STATED EXERCISE: From the entries provided below, copy each line that contains the word "sorry".

DATA PROVIDED:
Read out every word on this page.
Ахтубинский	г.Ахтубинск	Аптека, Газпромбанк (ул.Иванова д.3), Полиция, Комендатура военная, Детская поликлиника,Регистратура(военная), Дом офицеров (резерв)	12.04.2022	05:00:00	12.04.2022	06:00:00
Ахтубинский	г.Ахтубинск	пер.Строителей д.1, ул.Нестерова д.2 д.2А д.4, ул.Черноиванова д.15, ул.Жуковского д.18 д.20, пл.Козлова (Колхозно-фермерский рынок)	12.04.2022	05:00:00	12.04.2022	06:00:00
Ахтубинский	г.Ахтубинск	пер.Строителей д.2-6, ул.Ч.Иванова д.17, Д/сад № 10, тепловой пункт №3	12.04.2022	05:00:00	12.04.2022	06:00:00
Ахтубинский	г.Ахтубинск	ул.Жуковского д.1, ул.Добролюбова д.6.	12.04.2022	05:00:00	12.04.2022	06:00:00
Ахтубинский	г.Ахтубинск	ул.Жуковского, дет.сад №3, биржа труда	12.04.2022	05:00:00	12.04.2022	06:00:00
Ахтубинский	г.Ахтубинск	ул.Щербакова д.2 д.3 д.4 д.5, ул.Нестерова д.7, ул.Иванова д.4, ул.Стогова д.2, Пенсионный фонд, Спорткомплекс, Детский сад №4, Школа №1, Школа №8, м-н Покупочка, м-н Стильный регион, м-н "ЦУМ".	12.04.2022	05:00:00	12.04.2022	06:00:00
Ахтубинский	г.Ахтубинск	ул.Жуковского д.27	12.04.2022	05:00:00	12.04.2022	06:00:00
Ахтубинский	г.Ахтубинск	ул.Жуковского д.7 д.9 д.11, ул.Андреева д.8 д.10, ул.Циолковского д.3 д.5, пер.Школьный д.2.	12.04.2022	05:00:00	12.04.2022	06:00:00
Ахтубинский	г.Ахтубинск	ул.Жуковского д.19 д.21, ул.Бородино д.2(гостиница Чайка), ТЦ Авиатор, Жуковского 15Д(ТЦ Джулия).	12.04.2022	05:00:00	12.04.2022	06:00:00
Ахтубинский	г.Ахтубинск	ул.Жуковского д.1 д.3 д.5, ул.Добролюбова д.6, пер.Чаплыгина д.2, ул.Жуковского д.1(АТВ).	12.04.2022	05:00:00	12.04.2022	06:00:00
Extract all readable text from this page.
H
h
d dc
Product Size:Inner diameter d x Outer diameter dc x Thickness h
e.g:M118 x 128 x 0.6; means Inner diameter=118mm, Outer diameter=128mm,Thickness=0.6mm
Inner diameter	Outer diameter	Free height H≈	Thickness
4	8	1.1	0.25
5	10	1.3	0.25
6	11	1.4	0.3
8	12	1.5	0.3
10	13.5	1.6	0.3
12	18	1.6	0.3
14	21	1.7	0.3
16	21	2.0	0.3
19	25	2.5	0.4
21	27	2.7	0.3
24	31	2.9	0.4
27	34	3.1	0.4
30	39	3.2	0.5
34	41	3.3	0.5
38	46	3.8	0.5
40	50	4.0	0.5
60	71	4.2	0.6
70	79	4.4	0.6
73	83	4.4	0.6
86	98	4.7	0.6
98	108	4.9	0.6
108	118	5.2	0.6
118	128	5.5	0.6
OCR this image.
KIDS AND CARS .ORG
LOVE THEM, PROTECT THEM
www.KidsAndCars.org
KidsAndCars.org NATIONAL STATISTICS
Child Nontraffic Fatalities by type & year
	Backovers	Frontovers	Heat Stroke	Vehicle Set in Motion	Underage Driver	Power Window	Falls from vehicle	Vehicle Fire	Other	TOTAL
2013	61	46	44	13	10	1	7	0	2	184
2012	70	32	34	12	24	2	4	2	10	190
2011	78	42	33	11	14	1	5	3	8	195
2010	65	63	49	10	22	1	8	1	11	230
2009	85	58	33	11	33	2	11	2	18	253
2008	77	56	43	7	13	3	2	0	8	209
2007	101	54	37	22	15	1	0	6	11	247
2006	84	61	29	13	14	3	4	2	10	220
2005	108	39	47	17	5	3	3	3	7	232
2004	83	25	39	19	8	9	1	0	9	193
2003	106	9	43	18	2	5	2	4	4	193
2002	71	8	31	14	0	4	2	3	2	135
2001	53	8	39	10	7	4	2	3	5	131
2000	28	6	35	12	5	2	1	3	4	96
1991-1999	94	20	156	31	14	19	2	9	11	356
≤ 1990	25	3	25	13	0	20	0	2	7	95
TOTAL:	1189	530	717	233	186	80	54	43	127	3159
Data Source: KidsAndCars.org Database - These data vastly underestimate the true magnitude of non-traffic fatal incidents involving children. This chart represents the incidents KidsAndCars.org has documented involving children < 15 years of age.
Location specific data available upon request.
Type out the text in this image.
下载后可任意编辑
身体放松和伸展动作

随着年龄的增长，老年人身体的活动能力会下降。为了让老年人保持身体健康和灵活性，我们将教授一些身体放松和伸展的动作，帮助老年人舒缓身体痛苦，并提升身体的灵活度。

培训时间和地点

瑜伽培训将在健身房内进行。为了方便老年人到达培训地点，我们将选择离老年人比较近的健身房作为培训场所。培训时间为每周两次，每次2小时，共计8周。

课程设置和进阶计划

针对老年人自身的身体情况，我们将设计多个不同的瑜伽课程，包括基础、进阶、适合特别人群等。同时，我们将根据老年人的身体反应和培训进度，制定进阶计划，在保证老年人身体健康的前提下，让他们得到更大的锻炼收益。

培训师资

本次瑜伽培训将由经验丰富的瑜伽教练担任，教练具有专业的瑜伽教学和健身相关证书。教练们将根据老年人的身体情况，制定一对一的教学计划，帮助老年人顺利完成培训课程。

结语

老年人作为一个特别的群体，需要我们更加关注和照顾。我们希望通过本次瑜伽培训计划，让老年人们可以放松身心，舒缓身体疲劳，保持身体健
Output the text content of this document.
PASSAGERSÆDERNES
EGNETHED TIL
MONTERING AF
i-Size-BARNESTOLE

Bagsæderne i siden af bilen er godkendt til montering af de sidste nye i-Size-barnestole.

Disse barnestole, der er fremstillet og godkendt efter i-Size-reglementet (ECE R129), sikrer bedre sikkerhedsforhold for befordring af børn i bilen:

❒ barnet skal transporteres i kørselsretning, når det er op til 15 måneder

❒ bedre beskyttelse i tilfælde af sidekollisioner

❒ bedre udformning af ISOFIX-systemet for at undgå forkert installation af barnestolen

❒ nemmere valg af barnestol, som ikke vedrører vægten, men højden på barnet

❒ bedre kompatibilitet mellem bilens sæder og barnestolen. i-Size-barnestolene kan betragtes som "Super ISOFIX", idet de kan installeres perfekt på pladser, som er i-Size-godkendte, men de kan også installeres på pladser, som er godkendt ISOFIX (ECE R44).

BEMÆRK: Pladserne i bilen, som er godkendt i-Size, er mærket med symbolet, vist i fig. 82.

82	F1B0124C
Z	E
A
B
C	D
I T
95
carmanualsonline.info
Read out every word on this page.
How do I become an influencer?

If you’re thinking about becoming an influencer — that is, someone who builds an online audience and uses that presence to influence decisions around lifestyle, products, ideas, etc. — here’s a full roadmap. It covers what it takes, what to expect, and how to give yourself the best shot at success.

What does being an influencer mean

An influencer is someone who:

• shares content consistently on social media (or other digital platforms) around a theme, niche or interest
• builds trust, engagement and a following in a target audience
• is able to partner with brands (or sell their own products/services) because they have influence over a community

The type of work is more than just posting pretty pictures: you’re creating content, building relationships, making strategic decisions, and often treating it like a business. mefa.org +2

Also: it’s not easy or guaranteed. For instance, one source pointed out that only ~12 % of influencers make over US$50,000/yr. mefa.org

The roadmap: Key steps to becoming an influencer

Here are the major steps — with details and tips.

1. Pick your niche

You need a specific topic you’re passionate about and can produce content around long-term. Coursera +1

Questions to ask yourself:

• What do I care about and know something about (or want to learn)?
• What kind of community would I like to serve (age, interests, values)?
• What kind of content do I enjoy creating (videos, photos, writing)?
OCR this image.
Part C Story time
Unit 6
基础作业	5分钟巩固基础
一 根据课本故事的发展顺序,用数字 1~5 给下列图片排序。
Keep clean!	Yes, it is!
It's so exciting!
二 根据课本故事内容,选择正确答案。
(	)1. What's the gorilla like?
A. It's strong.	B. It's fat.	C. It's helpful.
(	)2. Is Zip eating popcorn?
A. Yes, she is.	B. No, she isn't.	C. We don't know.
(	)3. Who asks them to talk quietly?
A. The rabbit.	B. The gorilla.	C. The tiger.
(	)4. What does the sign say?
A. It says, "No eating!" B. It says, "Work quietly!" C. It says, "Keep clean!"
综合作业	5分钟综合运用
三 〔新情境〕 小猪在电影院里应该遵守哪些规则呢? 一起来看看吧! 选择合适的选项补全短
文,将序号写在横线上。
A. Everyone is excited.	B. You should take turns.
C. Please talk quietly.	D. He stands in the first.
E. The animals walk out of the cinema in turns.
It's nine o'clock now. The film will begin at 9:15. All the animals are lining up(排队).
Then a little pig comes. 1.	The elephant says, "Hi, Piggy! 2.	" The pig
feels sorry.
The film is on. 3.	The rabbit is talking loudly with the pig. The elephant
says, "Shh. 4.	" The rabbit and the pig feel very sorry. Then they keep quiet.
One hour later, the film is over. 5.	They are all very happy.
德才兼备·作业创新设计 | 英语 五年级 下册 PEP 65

FULL SOLUTION:
feels sorry.
says, "Shh. 4.	" The rabbit and the pig feel very sorry. Then they keep quiet.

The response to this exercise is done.